Document passage:
▼
In April 2017, the Delaware-based chamber group Mélomanie presented Florent Schmitt’s Sonatine en trio, Opus 85, an intimate and engaging piece for flute, clarinet and harpsichord the composer created in 1935.
The Schmitt Sonatine was part of a fascinating program that featured seven works stretching from the 1600s (Marin Marais) through to contemporary pieces by Nicolas Bacri, Shulamit Ran and Vittorio Rieti.
Also on the program was the world premiere of Sandstone Peak, a composition commissioned by Mélomanie that was created by New York-based composer and flautist Bonnie McAlvin.
The program was representative of Mélomanie’s mission to present “provocative pairings of early and contemporary works.” The concert was held at the aesthetically and acoustically pleasing performing space at The Delaware Contemporary, Wilmington’s premiere gallery of contemporary art.
Mélomanie’s core performers include musicians playing flute, violin, viola da gamba, cello and harpsichord, so the inclusion of Schmitt’s Sonatine en trio was an apt choice. The composer himself created three versions of the music: one for flute/clarinet/harpsichord; another for flute/clarinet/piano; and a third one for violin/cello/piano. While they are nearly identical in terms of the notes, they have a very different flavor due to the combination of instruments featured in each version.
The Sonatine is presented in its harpsichord version least frequently, likely because of the lack of access of that instrument compared to the availability of a piano. Thus, the Mélomanie concert was a rare opportunity to see and hear the music performed in Florent Schmitt’s original conception.
Following the concert, I had the opportunity to interview the three musicians featured in Schmitt’s piece:
- Joshua Kovach, clarinet
- Kimberly Reighley, flute
- Tracy Richardson, harpsichord
Various topics were covered during the 45-minute discussion, which was conducted from the stage for the benefit of the many members of the audience who chose to stay to hear the exchange. Highlights from the interview are presented below:
PLN: Prior to preparing and performing the Sonatine en trio, were any of you familiar with the composer Florent Schmitt and his music?
▲
Data shown:
▼
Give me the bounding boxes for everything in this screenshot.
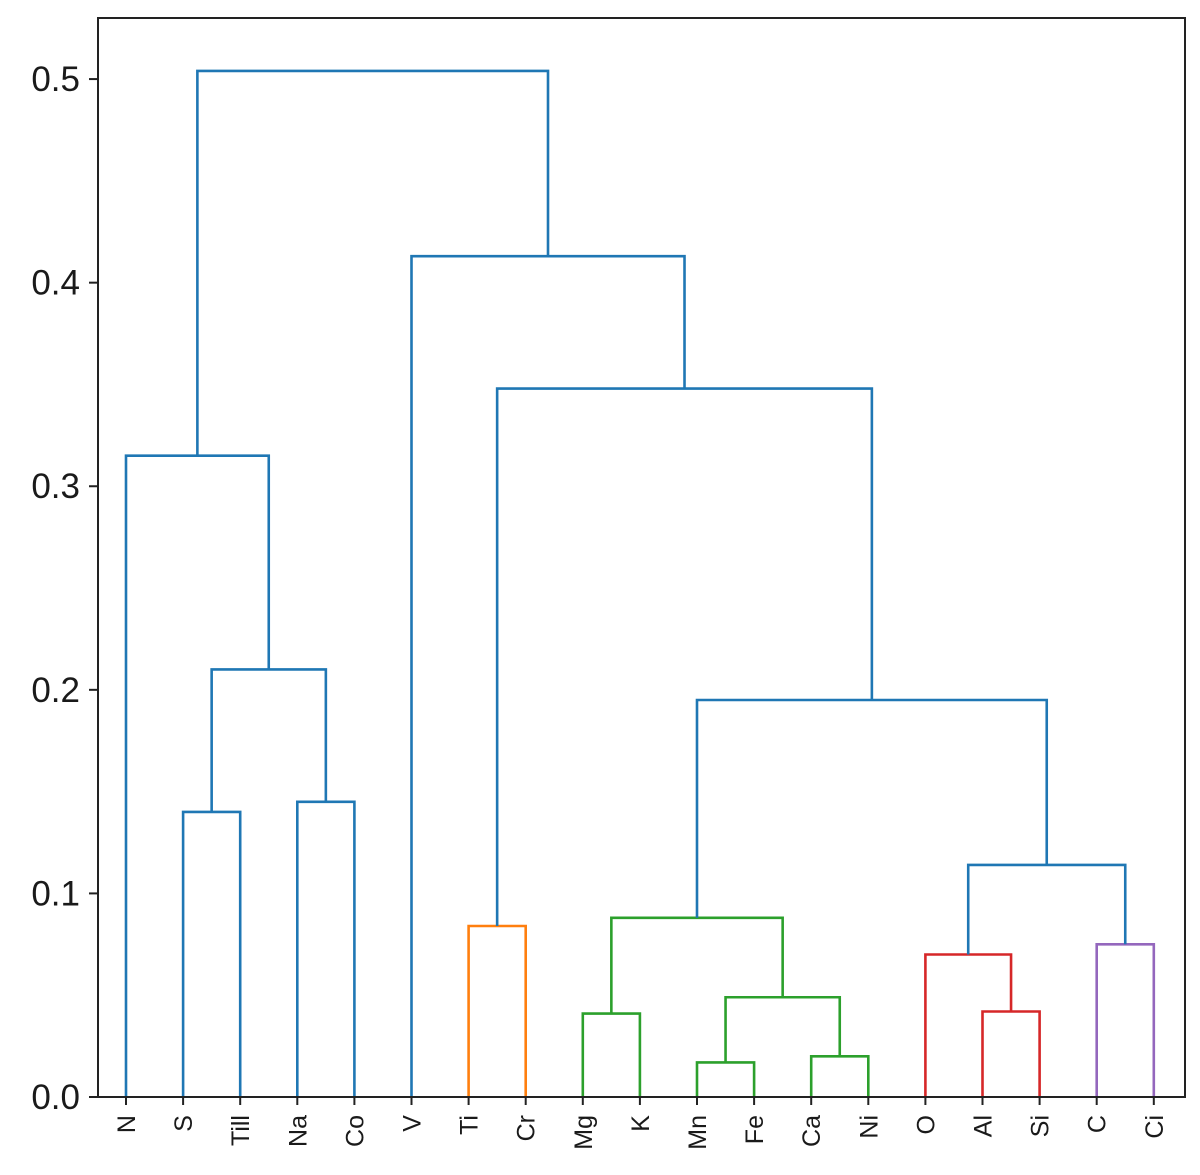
▲
Required tasks:
**A)** Answer these questions from the Mélomanie concert article, each answer on its own line with the matching mark.
(i) In what year did Schmitt create the Sonatine en trio?
(ii) Who composed Sandstone Peak?
(iii) How long was the discussion held from the stage?
**B)** Please extend the Mélomanie concert article from its last sentence onward.

Responses by task:
**A)**
(i) 1935
(ii) Bonnie McAlvin
(iii) 45 minutes

**B)**
Joshua Kovach: I was familiar with Florent Schmitt through my parents, who are also musicians. When I started to play in a band, they said they hoped I’d have a chance to perform Dionysiaques, which is Schmitt’s most famous piece for concert band. As it turned out, I did get a chance to play that work during my first semester. It’s quite a piece: very strong writing – very creative – a terrific piece that makes you wish Schmitt had written more for band.
Kimberly Reighley: I was introduced to Florent Schmitt and to this piece by one of my graduate students at West Chester University School of Music who was doing research for his graduate chamber recital. He unearthed it and performed it, which is why I can attest to the fact that the version for flute, clarinet and piano sounds strikingly different. It’s quite a different character than the version with harpsichord – a completely different picture.
Tracy Richardson: I have to confess, I did not know of Florent Schmitt or his music before playing the Sonatine.
PLN: How did you come to select and perform the Sonatine en trio here at Mélomanie?
Kimberly Reighley: As the artistic leaders of the ensemble, Tracy and I made the selection. Being familiar with the piece already, I knew that the keyboard part was not indicated as “piano,” but rather as “clavecin.” Prior to this, Mélomanie had performed a piece for flute, violin and harpsichord by Martinů that is similar in many ways to the Schmitt, so it seemed like an ideal piece for us to present when we invited Josh to play with us at this concert.
PLN: What were your first impressions of the music when looking at the score, or listening to a recording of it?
Tracy Richardson: The piece is very bright and scintillating. It goes by very quickly in terms of its emotional changes. I thought it was very, very witty when I heard it.
Joshua Kovach: My first impression, thinking about the only other piece I knew by Schmitt [Dionysiaques], is that it’s difficult to imagine that the two pieces were composed by the same person! I did listen to a few recordings of the piece, and what struck me was a great deal of lightness – or wit, as Tracy says – that could only come across in the harpsichord version.
Also, there’s a lot of musical information that’s compressed into small phrases, that might otherwise be glossed over with the piano.
I was also struck by how difficult the music was to play! It may sound easy, but it is a little bit awkward to play, so our aim was to try to achieve that lightness in spite of the difficulty of performing it.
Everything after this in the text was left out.